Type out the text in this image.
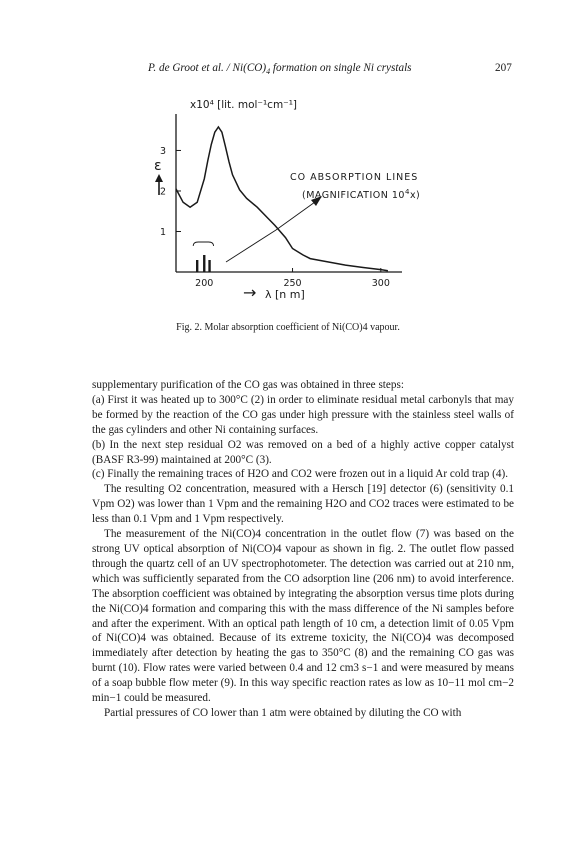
P. de Groot et al. / $Ni(CO)_4$ formation on single Ni crystals	207
x10⁴ [lit. mol⁻¹cm⁻¹]
ε
1
2
3
200	250	300
CO ABSORPTION LINES
(MAGNIFICATION $10^4x$)
→ λ [n m]
Fig. 2. Molar absorption coefficient of Ni(CO)4 vapour.

supplementary purification of the CO gas was obtained in three steps:

(a) First it was heated up to 300°C (2) in order to eliminate residual metal carbonyls that may be formed by the reaction of the CO gas under high pressure with the stainless steel walls of the gas cylinders and other Ni containing surfaces.

(b) In the next step residual O2 was removed on a bed of a highly active copper catalyst (BASF R3-99) maintained at 200°C (3).

(c) Finally the remaining traces of H2O and CO2 were frozen out in a liquid Ar cold trap (4).

The resulting O2 concentration, measured with a Hersch [19] detector (6) (sensitivity 0.1 Vpm O2) was lower than 1 Vpm and the remaining H2O and CO2 traces were estimated to be less than 0.1 Vpm and 1 Vpm respectively.

The measurement of the Ni(CO)4 concentration in the outlet flow (7) was based on the strong UV optical absorption of Ni(CO)4 vapour as shown in fig. 2. The outlet flow passed through the quartz cell of an UV spectrophotometer. The detection was carried out at 210 nm, which was sufficiently separated from the CO adsorption line (206 nm) to avoid interference. The absorption coefficient was obtained by integrating the absorption versus time plots during the Ni(CO)4 formation and comparing this with the mass difference of the Ni samples before and after the experiment. With an optical path length of 10 cm, a detection limit of 0.05 Vpm of Ni(CO)4 was obtained. Because of its extreme toxicity, the Ni(CO)4 was decomposed immediately after detection by heating the gas to 350°C (8) and the remaining CO gas was burnt (10). Flow rates were varied between 0.4 and 12 cm3 s−1 and were measured by means of a soap bubble flow meter (9). In this way specific reaction rates as low as 10−11 mol cm−2 min−1 could be measured.

Partial pressures of CO lower than 1 atm were obtained by diluting the CO with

****************

Retype each entry precisely. Skip images entirely.

Type out the text in this image.
P. de Groot et al. / $Ni(CO)_4$ formation on single Ni crystals	207
x10⁴ [lit. mol⁻¹cm⁻¹]
ε
1
2
3
200	250	300
CO ABSORPTION LINES
(MAGNIFICATION $10^4x$)
→ λ [n m]
Fig. 2. Molar absorption coefficient of Ni(CO)4 vapour.

supplementary purification of the CO gas was obtained in three steps:

(a) First it was heated up to 300°C (2) in order to eliminate residual metal carbonyls that may be formed by the reaction of the CO gas under high pressure with the stainless steel walls of the gas cylinders and other Ni containing surfaces.

(b) In the next step residual O2 was removed on a bed of a highly active copper catalyst (BASF R3-99) maintained at 200°C (3).

(c) Finally the remaining traces of H2O and CO2 were frozen out in a liquid Ar cold trap (4).

The resulting O2 concentration, measured with a Hersch [19] detector (6) (sensitivity 0.1 Vpm O2) was lower than 1 Vpm and the remaining H2O and CO2 traces were estimated to be less than 0.1 Vpm and 1 Vpm respectively.

The measurement of the Ni(CO)4 concentration in the outlet flow (7) was based on the strong UV optical absorption of Ni(CO)4 vapour as shown in fig. 2. The outlet flow passed through the quartz cell of an UV spectrophotometer. The detection was carried out at 210 nm, which was sufficiently separated from the CO adsorption line (206 nm) to avoid interference. The absorption coefficient was obtained by integrating the absorption versus time plots during the Ni(CO)4 formation and comparing this with the mass difference of the Ni samples before and after the experiment. With an optical path length of 10 cm, a detection limit of 0.05 Vpm of Ni(CO)4 was obtained. Because of its extreme toxicity, the Ni(CO)4 was decomposed immediately after detection by heating the gas to 350°C (8) and the remaining CO gas was burnt (10). Flow rates were varied between 0.4 and 12 cm3 s−1 and were measured by means of a soap bubble flow meter (9). In this way specific reaction rates as low as 10−11 mol cm−2 min−1 could be measured.

Partial pressures of CO lower than 1 atm were obtained by diluting the CO with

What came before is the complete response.